#### Exercise details:
Can you reproduce the listing below with "Ruthenium" changed to "Rhodium" everywhere and all other lines left unchanged? Omit the pictures from your answer.

#### Data shown:
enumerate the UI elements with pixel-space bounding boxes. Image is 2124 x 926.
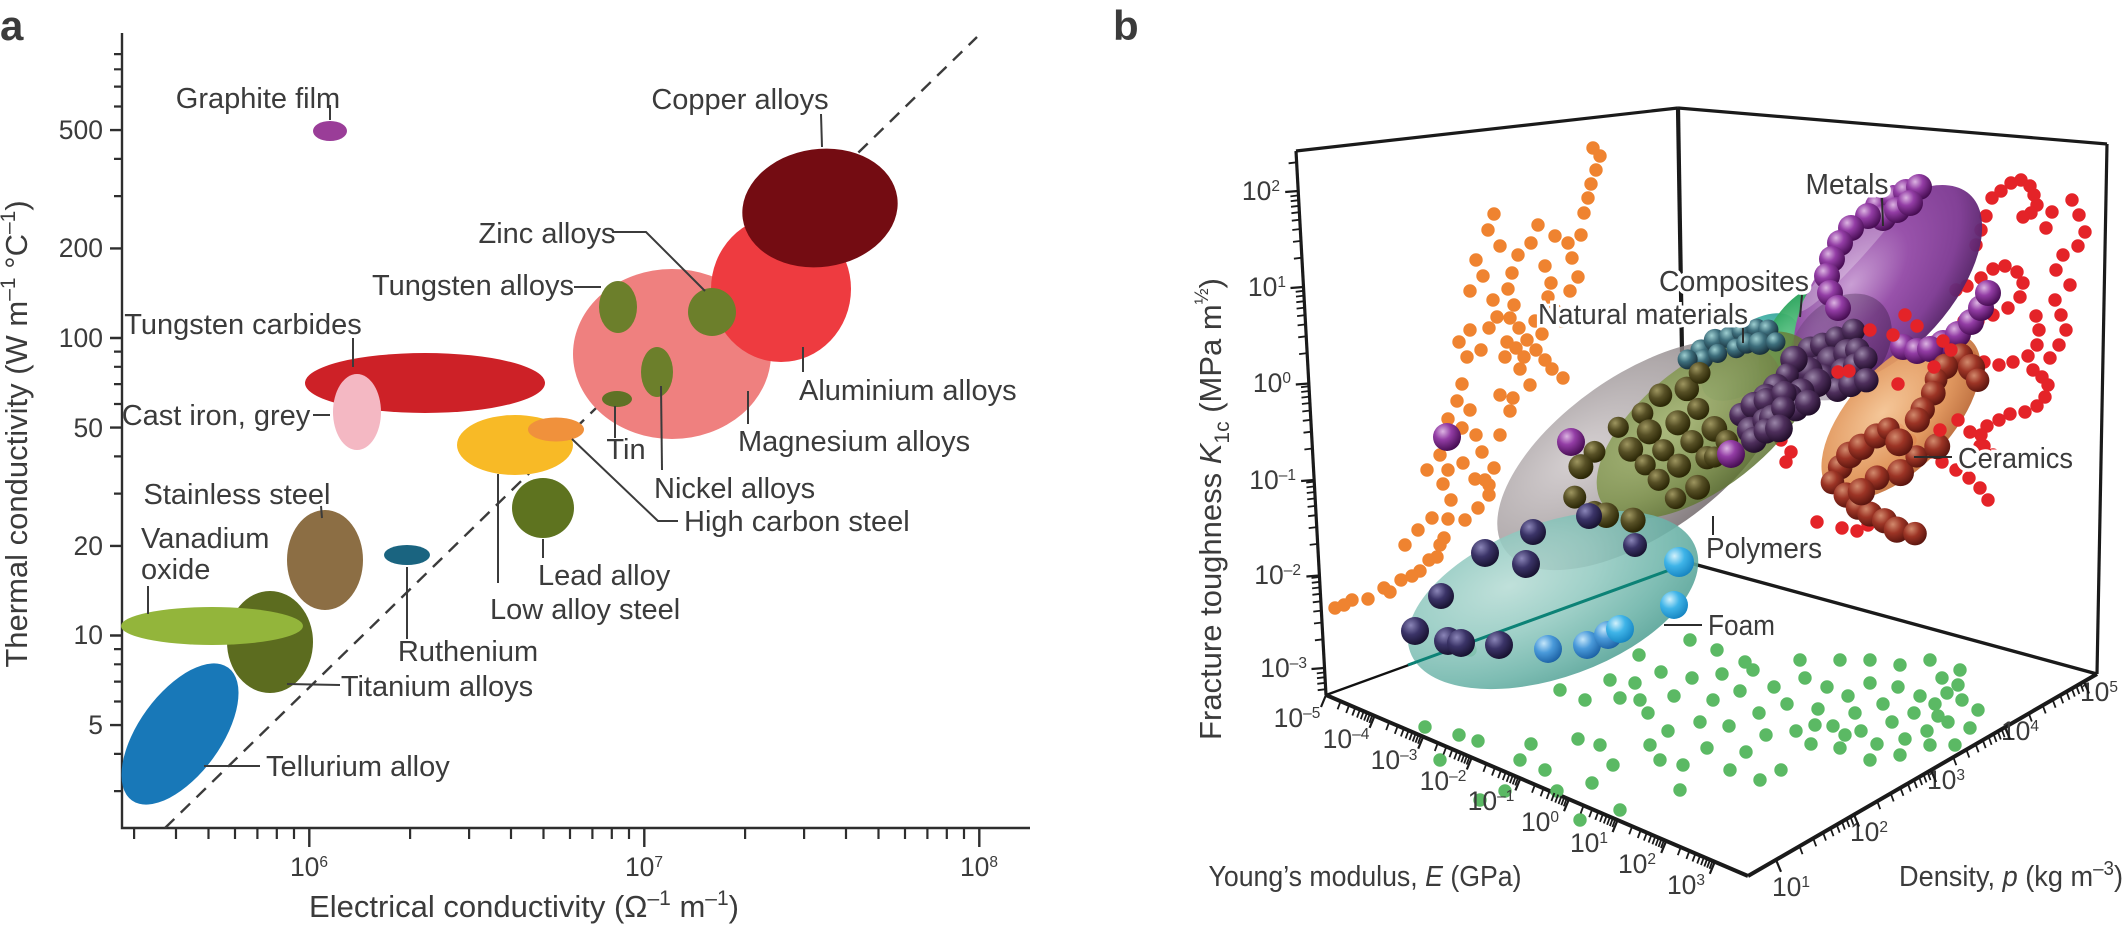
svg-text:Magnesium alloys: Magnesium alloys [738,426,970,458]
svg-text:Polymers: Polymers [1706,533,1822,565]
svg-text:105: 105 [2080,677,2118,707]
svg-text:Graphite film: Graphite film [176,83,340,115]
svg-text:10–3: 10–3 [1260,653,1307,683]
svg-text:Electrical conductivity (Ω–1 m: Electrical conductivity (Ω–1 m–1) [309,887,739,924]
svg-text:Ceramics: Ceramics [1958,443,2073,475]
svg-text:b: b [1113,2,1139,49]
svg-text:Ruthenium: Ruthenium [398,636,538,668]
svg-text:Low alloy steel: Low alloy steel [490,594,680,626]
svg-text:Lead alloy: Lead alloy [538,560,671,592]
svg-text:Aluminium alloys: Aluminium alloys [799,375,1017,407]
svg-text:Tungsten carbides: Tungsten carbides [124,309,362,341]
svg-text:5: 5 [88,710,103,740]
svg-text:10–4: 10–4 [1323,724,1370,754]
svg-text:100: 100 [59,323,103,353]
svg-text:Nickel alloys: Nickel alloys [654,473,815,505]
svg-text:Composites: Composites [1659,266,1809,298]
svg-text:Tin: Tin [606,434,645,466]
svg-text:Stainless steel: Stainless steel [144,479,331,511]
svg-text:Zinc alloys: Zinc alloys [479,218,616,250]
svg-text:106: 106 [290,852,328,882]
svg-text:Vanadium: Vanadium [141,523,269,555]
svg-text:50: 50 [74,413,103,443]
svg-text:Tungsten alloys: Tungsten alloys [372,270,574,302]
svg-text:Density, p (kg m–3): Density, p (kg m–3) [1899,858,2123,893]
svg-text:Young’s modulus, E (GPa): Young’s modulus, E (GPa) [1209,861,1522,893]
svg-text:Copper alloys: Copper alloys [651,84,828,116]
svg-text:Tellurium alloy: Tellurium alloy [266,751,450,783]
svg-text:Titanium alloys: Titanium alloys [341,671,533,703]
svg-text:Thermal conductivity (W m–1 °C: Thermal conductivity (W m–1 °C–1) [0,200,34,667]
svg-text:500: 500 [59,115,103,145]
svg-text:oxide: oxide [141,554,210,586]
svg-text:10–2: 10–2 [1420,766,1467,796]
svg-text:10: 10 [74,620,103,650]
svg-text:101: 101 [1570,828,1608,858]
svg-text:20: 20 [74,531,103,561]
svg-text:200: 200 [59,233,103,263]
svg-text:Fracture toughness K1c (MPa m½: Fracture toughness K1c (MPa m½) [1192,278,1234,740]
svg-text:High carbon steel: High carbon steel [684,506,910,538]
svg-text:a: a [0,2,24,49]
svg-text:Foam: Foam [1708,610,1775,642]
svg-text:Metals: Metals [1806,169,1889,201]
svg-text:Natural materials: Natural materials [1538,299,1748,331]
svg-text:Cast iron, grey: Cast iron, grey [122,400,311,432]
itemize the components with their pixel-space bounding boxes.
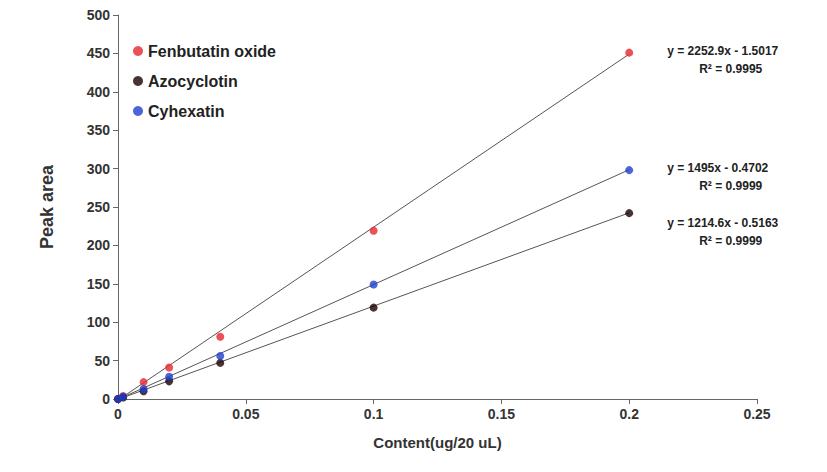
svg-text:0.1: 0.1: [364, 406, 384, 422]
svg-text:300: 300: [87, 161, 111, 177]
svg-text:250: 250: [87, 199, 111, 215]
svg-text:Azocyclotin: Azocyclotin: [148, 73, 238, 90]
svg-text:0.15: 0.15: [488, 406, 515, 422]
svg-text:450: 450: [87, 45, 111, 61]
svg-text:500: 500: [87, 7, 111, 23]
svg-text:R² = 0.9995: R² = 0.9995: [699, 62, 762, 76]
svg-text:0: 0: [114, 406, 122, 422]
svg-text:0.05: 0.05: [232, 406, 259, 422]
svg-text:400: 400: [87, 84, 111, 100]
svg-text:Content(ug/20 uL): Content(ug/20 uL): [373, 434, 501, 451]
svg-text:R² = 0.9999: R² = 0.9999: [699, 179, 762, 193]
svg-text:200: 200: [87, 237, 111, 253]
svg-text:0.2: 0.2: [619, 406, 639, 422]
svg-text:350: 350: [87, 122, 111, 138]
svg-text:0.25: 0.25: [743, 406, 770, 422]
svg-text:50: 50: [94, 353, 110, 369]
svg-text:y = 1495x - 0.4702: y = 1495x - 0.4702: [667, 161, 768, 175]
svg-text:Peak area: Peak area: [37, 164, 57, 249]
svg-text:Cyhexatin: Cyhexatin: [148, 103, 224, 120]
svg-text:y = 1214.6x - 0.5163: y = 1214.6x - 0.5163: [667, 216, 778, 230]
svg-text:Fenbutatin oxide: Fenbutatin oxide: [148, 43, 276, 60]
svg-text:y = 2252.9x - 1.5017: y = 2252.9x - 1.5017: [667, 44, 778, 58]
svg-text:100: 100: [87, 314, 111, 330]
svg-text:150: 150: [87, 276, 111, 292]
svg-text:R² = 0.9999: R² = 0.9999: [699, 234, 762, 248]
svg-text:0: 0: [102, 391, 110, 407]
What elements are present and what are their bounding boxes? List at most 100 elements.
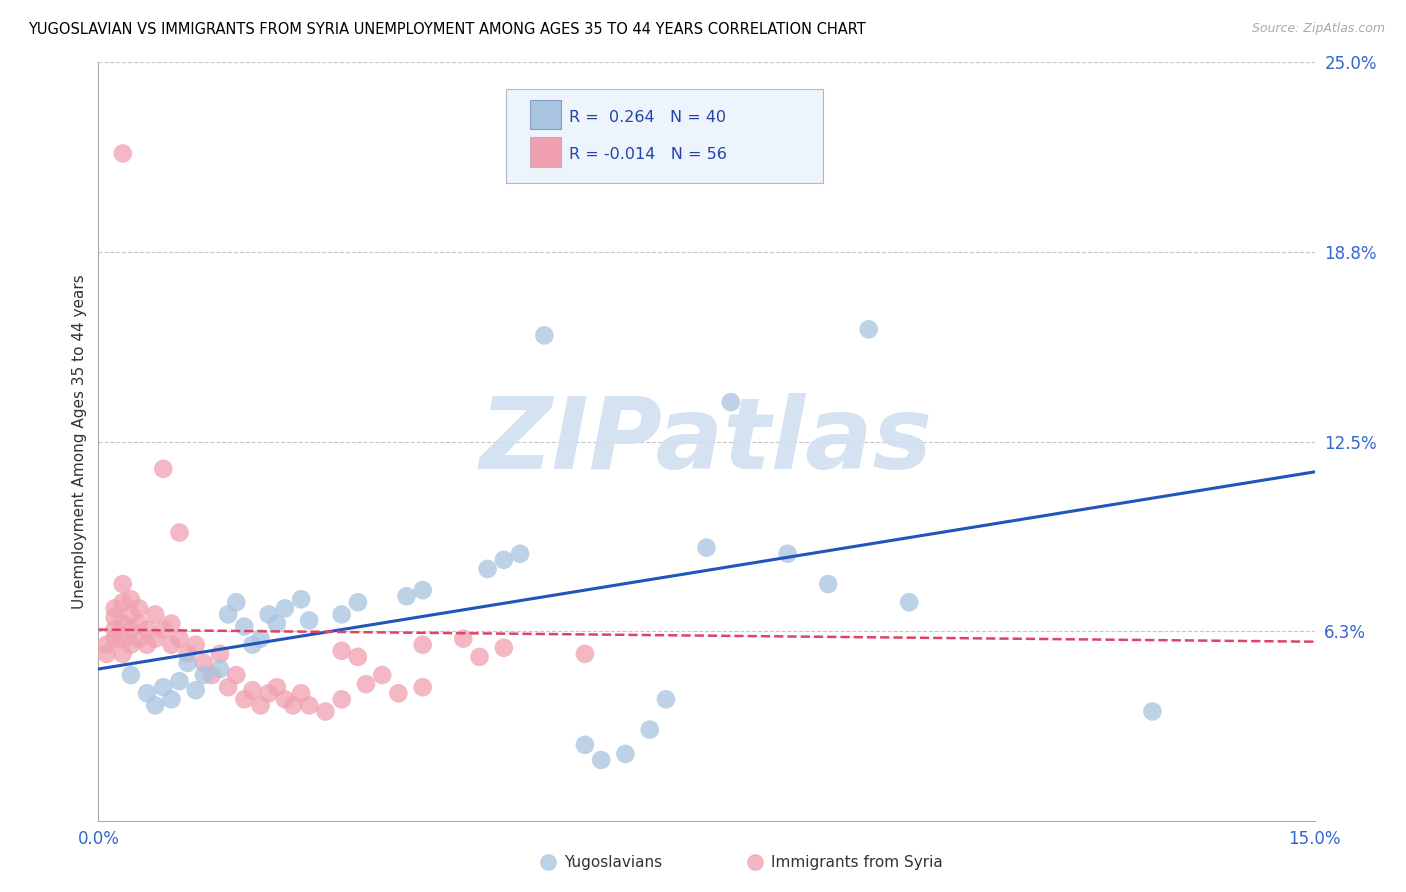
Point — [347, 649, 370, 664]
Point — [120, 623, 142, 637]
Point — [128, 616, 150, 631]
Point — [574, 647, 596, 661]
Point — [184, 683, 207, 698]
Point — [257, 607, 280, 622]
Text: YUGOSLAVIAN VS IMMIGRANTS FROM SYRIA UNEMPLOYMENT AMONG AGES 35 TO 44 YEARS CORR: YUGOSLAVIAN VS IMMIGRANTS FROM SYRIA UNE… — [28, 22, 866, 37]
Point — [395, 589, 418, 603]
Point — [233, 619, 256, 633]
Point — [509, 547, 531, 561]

#### Output below:
enumerate the UI elements with pixel-space bounding boxes. Image is 2124 x 926.
svg-text:Magnesium alloys: Magnesium alloys [738,426,970,458]
svg-text:Polymers: Polymers [1706,533,1822,565]
svg-text:105: 105 [2080,677,2118,707]
svg-text:Graphite film: Graphite film [176,83,340,115]
svg-text:10–3: 10–3 [1260,653,1307,683]
svg-text:Electrical conductivity (Ω–1 m: Electrical conductivity (Ω–1 m–1) [309,887,739,924]
svg-text:Ceramics: Ceramics [1958,443,2073,475]
svg-text:b: b [1113,2,1139,49]
svg-text:Rhodium: Rhodium [398,636,538,668]
svg-text:Low alloy steel: Low alloy steel [490,594,680,626]
svg-text:Lead alloy: Lead alloy [538,560,671,592]
svg-text:Aluminium alloys: Aluminium alloys [799,375,1017,407]
svg-text:Tungsten carbides: Tungsten carbides [124,309,362,341]
svg-text:5: 5 [88,710,103,740]
svg-text:10–4: 10–4 [1323,724,1370,754]
svg-text:100: 100 [59,323,103,353]
svg-text:Nickel alloys: Nickel alloys [654,473,815,505]
svg-text:Composites: Composites [1659,266,1809,298]
svg-text:Tin: Tin [606,434,645,466]
svg-text:Stainless steel: Stainless steel [144,479,331,511]
svg-text:Zinc alloys: Zinc alloys [479,218,616,250]
svg-text:106: 106 [290,852,328,882]
svg-text:Vanadium: Vanadium [141,523,269,555]
svg-text:50: 50 [74,413,103,443]
svg-text:Tungsten alloys: Tungsten alloys [372,270,574,302]
svg-text:Density, p (kg m–3): Density, p (kg m–3) [1899,858,2123,893]
svg-text:Young’s modulus, E (GPa): Young’s modulus, E (GPa) [1209,861,1522,893]
svg-text:Copper alloys: Copper alloys [651,84,828,116]
svg-text:Tellurium alloy: Tellurium alloy [266,751,450,783]
svg-text:Titanium alloys: Titanium alloys [341,671,533,703]
svg-text:Thermal conductivity (W m–1 °C: Thermal conductivity (W m–1 °C–1) [0,200,34,667]
svg-text:500: 500 [59,115,103,145]
svg-text:oxide: oxide [141,554,210,586]
svg-text:10–2: 10–2 [1420,766,1467,796]
svg-text:10: 10 [74,620,103,650]
svg-text:101: 101 [1570,828,1608,858]
svg-text:20: 20 [74,531,103,561]
svg-text:200: 200 [59,233,103,263]
svg-text:Fracture toughness K1c (MPa m½: Fracture toughness K1c (MPa m½) [1192,278,1234,740]
svg-text:High carbon steel: High carbon steel [684,506,910,538]
svg-text:a: a [0,2,24,49]
svg-text:Foam: Foam [1708,610,1775,642]
svg-text:Metals: Metals [1806,169,1889,201]
svg-text:Natural materials: Natural materials [1538,299,1748,331]
svg-text:Cast iron, grey: Cast iron, grey [122,400,311,432]
itemize the components with their pixel-space bounding boxes.
svg-text:0.1: 0.1: [364, 406, 384, 422]
svg-text:300: 300: [87, 161, 111, 177]
svg-text:250: 250: [87, 199, 111, 215]
svg-text:Azocyclotin: Azocyclotin: [148, 73, 238, 90]
svg-text:0.15: 0.15: [488, 406, 515, 422]
svg-text:450: 450: [87, 45, 111, 61]
svg-text:500: 500: [87, 7, 111, 23]
svg-text:R² = 0.9995: R² = 0.9995: [699, 62, 762, 76]
svg-text:0: 0: [114, 406, 122, 422]
svg-text:0.05: 0.05: [232, 406, 259, 422]
svg-text:400: 400: [87, 84, 111, 100]
svg-text:Content(ug/20 uL): Content(ug/20 uL): [373, 434, 501, 451]
svg-text:R² = 0.9999: R² = 0.9999: [699, 179, 762, 193]
svg-text:200: 200: [87, 237, 111, 253]
svg-text:0.2: 0.2: [619, 406, 639, 422]
svg-text:350: 350: [87, 122, 111, 138]
svg-text:0.25: 0.25: [743, 406, 770, 422]
svg-text:50: 50: [94, 353, 110, 369]
svg-text:y = 1495x - 0.4702: y = 1495x - 0.4702: [667, 161, 768, 175]
svg-text:Peak area: Peak area: [37, 164, 57, 249]
svg-text:Cyhexatin: Cyhexatin: [148, 103, 224, 120]
svg-text:y = 1214.6x - 0.5163: y = 1214.6x - 0.5163: [667, 216, 778, 230]
svg-text:Fenbutatin oxide: Fenbutatin oxide: [148, 43, 276, 60]
svg-text:y = 2252.9x - 1.5017: y = 2252.9x - 1.5017: [667, 44, 778, 58]
svg-text:100: 100: [87, 314, 111, 330]
svg-text:150: 150: [87, 276, 111, 292]
svg-text:R² = 0.9999: R² = 0.9999: [699, 234, 762, 248]
svg-text:0: 0: [102, 391, 110, 407]
What elements are present and what are their bounding boxes? List at most 100 elements.
Point — [347, 649, 370, 664]
Point — [120, 623, 142, 637]
Point — [128, 616, 150, 631]
Point — [574, 647, 596, 661]
Point — [184, 683, 207, 698]
Point — [257, 607, 280, 622]
Text: YUGOSLAVIAN VS IMMIGRANTS FROM SYRIA UNEMPLOYMENT AMONG AGES 35 TO 44 YEARS CORR: YUGOSLAVIAN VS IMMIGRANTS FROM SYRIA UNE… — [28, 22, 866, 37]
Point — [395, 589, 418, 603]
Point — [233, 619, 256, 633]
Point — [509, 547, 531, 561]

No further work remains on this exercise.